(Element box items)
start
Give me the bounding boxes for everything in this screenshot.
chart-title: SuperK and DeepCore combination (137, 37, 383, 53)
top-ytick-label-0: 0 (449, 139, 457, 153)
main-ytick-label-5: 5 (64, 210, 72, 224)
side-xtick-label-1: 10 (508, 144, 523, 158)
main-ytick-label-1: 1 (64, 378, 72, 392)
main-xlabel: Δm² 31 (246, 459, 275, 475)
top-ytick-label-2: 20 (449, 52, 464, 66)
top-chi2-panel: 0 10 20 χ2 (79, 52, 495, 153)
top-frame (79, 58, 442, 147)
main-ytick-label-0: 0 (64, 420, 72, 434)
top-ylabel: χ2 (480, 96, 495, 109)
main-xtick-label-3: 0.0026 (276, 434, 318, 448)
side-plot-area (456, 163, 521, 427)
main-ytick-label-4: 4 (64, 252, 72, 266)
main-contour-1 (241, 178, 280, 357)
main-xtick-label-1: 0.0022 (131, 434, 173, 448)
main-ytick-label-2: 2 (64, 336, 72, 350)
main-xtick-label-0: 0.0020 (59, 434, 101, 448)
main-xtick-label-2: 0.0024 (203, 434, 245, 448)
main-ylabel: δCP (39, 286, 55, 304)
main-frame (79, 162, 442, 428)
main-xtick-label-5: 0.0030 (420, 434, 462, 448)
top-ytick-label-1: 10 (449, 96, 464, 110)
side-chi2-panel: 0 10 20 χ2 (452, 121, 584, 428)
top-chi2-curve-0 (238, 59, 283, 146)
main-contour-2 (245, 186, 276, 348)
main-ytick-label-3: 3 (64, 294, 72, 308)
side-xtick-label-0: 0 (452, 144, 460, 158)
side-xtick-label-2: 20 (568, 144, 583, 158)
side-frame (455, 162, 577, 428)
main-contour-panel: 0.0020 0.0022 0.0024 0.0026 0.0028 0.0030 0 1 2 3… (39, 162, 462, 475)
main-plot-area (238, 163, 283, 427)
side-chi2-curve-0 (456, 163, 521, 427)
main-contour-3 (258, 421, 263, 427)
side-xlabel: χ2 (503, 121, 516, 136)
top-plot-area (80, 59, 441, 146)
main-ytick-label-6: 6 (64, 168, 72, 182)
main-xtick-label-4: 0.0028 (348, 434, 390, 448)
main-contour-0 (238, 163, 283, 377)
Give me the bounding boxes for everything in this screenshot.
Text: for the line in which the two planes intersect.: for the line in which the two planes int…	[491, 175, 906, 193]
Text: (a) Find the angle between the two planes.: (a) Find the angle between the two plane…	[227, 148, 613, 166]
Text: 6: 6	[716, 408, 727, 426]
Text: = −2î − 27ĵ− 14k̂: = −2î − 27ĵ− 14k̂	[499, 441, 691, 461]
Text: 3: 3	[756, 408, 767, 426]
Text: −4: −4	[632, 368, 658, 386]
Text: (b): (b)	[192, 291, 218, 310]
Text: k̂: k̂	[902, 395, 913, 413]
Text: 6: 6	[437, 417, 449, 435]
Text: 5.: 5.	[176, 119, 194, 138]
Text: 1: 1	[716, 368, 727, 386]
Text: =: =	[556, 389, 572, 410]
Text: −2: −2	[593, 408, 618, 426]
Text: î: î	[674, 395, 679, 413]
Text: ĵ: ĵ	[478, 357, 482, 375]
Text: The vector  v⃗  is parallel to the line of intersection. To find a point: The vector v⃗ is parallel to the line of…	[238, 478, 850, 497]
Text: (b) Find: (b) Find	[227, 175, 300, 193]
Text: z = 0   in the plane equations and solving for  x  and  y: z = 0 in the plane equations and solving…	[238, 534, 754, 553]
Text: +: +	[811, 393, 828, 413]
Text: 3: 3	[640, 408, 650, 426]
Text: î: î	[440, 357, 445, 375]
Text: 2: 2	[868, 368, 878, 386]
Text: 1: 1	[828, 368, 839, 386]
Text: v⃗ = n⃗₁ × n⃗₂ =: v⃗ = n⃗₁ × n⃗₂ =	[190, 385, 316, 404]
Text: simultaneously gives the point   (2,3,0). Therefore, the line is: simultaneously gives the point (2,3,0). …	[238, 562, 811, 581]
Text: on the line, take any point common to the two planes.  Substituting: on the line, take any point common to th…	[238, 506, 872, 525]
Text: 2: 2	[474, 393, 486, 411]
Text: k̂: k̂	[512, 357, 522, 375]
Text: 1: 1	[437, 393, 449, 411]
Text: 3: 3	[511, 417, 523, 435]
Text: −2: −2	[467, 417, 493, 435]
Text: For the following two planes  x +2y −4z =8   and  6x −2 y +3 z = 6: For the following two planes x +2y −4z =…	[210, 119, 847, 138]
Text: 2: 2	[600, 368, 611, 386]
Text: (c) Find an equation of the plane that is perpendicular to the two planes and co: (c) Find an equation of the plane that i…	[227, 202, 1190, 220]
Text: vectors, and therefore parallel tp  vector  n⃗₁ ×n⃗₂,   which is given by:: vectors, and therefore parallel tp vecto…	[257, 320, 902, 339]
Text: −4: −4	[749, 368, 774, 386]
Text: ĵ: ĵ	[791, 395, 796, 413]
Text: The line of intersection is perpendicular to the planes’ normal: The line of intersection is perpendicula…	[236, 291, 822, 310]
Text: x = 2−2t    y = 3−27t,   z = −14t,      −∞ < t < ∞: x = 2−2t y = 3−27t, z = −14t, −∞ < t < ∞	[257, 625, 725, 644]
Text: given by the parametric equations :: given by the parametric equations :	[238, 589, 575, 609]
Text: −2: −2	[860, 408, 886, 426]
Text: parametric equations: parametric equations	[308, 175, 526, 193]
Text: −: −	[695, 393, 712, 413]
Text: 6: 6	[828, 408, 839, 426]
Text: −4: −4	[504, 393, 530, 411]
end
### [Request]
Turn every line of the items above into a Markdown table with two columns, Row and Line. Put a row number in the first column and the line itself in the second, and skip any blank lines.

### [Solved problem]
| Row | Line |
|---|---|
| 1 | Give me the bounding boxes for everything in this screenshot. |
| 2 | chart-title: SuperK and DeepCore combination (137, 37, 383, 53) |
| 3 | top-ytick-label-0: 0 (449, 139, 457, 153) |
| 4 | main-ytick-label-5: 5 (64, 210, 72, 224) |
| 5 | side-xtick-label-1: 10 (508, 144, 523, 158) |
| 6 | main-ytick-label-1: 1 (64, 378, 72, 392) |
| 7 | main-xlabel: Δm² 31 (246, 459, 275, 475) |
| 8 | top-ytick-label-2: 20 (449, 52, 464, 66) |
| 9 | top-chi2-panel: 0 10 20 χ2 (79, 52, 495, 153) |
| 10 | top-frame (79, 58, 442, 147) |
| 11 | main-ytick-label-0: 0 (64, 420, 72, 434) |
| 12 | top-ylabel: χ2 (480, 96, 495, 109) |
| 13 | main-xtick-label-3: 0.0026 (276, 434, 318, 448) |
| 14 | side-plot-area (456, 163, 521, 427) |
| 15 | main-ytick-label-4: 4 (64, 252, 72, 266) |
| 16 | main-contour-1 (241, 178, 280, 357) |
| 17 | main-xtick-label-1: 0.0022 (131, 434, 173, 448) |
| 18 | main-ytick-label-2: 2 (64, 336, 72, 350) |
| 19 | main-xtick-label-0: 0.0020 (59, 434, 101, 448) |
| 20 | main-xtick-label-2: 0.0024 (203, 434, 245, 448) |
| 21 | main-ylabel: δCP (39, 286, 55, 304) |
| 22 | main-frame (79, 162, 442, 428) |
| 23 | main-xtick-label-5: 0.0030 (420, 434, 462, 448) |
| 24 | top-ytick-label-1: 10 (449, 96, 464, 110) |
| 25 | side-chi2-panel: 0 10 20 χ2 (452, 121, 584, 428) |
| 26 | top-chi2-curve-0 (238, 59, 283, 146) |
| 27 | main-contour-2 (245, 186, 276, 348) |
| 28 | main-ytick-label-3: 3 (64, 294, 72, 308) |
| 29 | side-xtick-label-0: 0 (452, 144, 460, 158) |
| 30 | side-xtick-label-2: 20 (568, 144, 583, 158) |
| 31 | side-frame (455, 162, 577, 428) |
| 32 | main-contour-panel: 0.0020 0.0022 0.0024 0.0026 0.0028 0.0030 0 1 2 3… (39, 162, 462, 475) |
| 33 | main-plot-area (238, 163, 283, 427) |
| 34 | side-chi2-curve-0 (456, 163, 521, 427) |
| 35 | main-contour-3 (258, 421, 263, 427) |
| 36 | side-xlabel: χ2 (503, 121, 516, 136) |
| 37 | top-plot-area (80, 59, 441, 146) |
| 38 | main-ytick-label-6: 6 (64, 168, 72, 182) |
| 39 | main-xtick-label-4: 0.0028 (348, 434, 390, 448) |
| 40 | main-contour-0 (238, 163, 283, 377) |
| 41 | Give me the bounding boxes for everything in this screenshot. |
| 42 | Text: for the line in which the two planes intersect.: for the line in which the two planes int…	[491, 175, 906, 193] |
| 43 | Text: (a) Find the angle between the two planes.: (a) Find the angle between the two plane…	[227, 148, 613, 166] |
| 44 | Text: 6: 6	[716, 408, 727, 426] |
| 45 | Text: = −2î − 27ĵ− 14k̂: = −2î − 27ĵ− 14k̂	[499, 441, 691, 461] |
| 46 | Text: 3: 3	[756, 408, 767, 426] |
| 47 | Text: −4: −4	[632, 368, 658, 386] |
| 48 | Text: (b): (b)	[192, 291, 218, 310] |
| 49 | Text: k̂: k̂	[902, 395, 913, 413] |
| 50 | Text: 6: 6	[437, 417, 449, 435] |
| 51 | Text: 5.: 5.	[176, 119, 194, 138] |
| 52 | Text: 1: 1	[716, 368, 727, 386] |
| 53 | Text: =: =	[556, 389, 572, 410] |
| 54 | Text: −2: −2	[593, 408, 618, 426] |
| 55 | Text: î: î	[674, 395, 679, 413] |
| 56 | Text: ĵ: ĵ	[478, 357, 482, 375] |
| 57 | Text: The vector  v⃗  is parallel to the line of intersection. To find a point: The vector v⃗ is parallel to the line of…	[238, 478, 850, 497] |
| 58 | Text: (b) Find: (b) Find	[227, 175, 300, 193] |
| 59 | Text: z = 0   in the plane equations and solving for  x  and  y: z = 0 in the plane equations and solving…	[238, 534, 754, 553] |
| 60 | Text: +: +	[811, 393, 828, 413] |
| 61 | Text: 3: 3	[640, 408, 650, 426] |
| 62 | Text: î: î	[440, 357, 445, 375] |
| 63 | Text: 2: 2	[868, 368, 878, 386] |
| 64 | Text: 1: 1	[828, 368, 839, 386] |
| 65 | Text: v⃗ = n⃗₁ × n⃗₂ =: v⃗ = n⃗₁ × n⃗₂ =	[190, 385, 316, 404] |
| 66 | Text: simultaneously gives the point   (2,3,0). Therefore, the line is: simultaneously gives the point (2,3,0). …	[238, 562, 811, 581] |
| 67 | Text: on the line, take any point common to the two planes.  Substituting: on the line, take any point common to th…	[238, 506, 872, 525] |
| 68 | Text: 2: 2	[474, 393, 486, 411] |
| 69 | Text: k̂: k̂	[512, 357, 522, 375] |
| 70 | Text: 1: 1	[437, 393, 449, 411] |
| 71 | Text: 3: 3	[511, 417, 523, 435] |
| 72 | Text: −2: −2	[467, 417, 493, 435] |
| 73 | Text: For the following two planes  x +2y −4z =8   and  6x −2 y +3 z = 6: For the following two planes x +2y −4z =…	[210, 119, 847, 138] |
| 74 | Text: 2: 2	[600, 368, 611, 386] |
| 75 | Text: (c) Find an equation of the plane that is perpendicular to the two planes and co: (c) Find an equation of the plane that i…	[227, 202, 1190, 220] |
| 76 | Text: vectors, and therefore parallel tp  vector  n⃗₁ ×n⃗₂,   which is given by:: vectors, and therefore parallel tp vecto…	[257, 320, 902, 339] |
| 77 | Text: −4: −4	[749, 368, 774, 386] |
| 78 | Text: ĵ: ĵ	[791, 395, 796, 413] |
| 79 | Text: The line of intersection is perpendicular to the planes’ normal: The line of intersection is perpendicula…	[236, 291, 822, 310] |
| 80 | Text: x = 2−2t    y = 3−27t,   z = −14t,      −∞ < t < ∞: x = 2−2t y = 3−27t, z = −14t, −∞ < t < ∞	[257, 625, 725, 644] |
| 81 | Text: given by the parametric equations :: given by the parametric equations :	[238, 589, 575, 609] |
| 82 | Text: −2: −2	[860, 408, 886, 426] |
| 83 | Text: parametric equations: parametric equations	[308, 175, 526, 193] |
| 84 | Text: −: −	[695, 393, 712, 413] |
| 85 | Text: 6: 6	[828, 408, 839, 426] |
| 86 | Text: −4: −4	[504, 393, 530, 411] |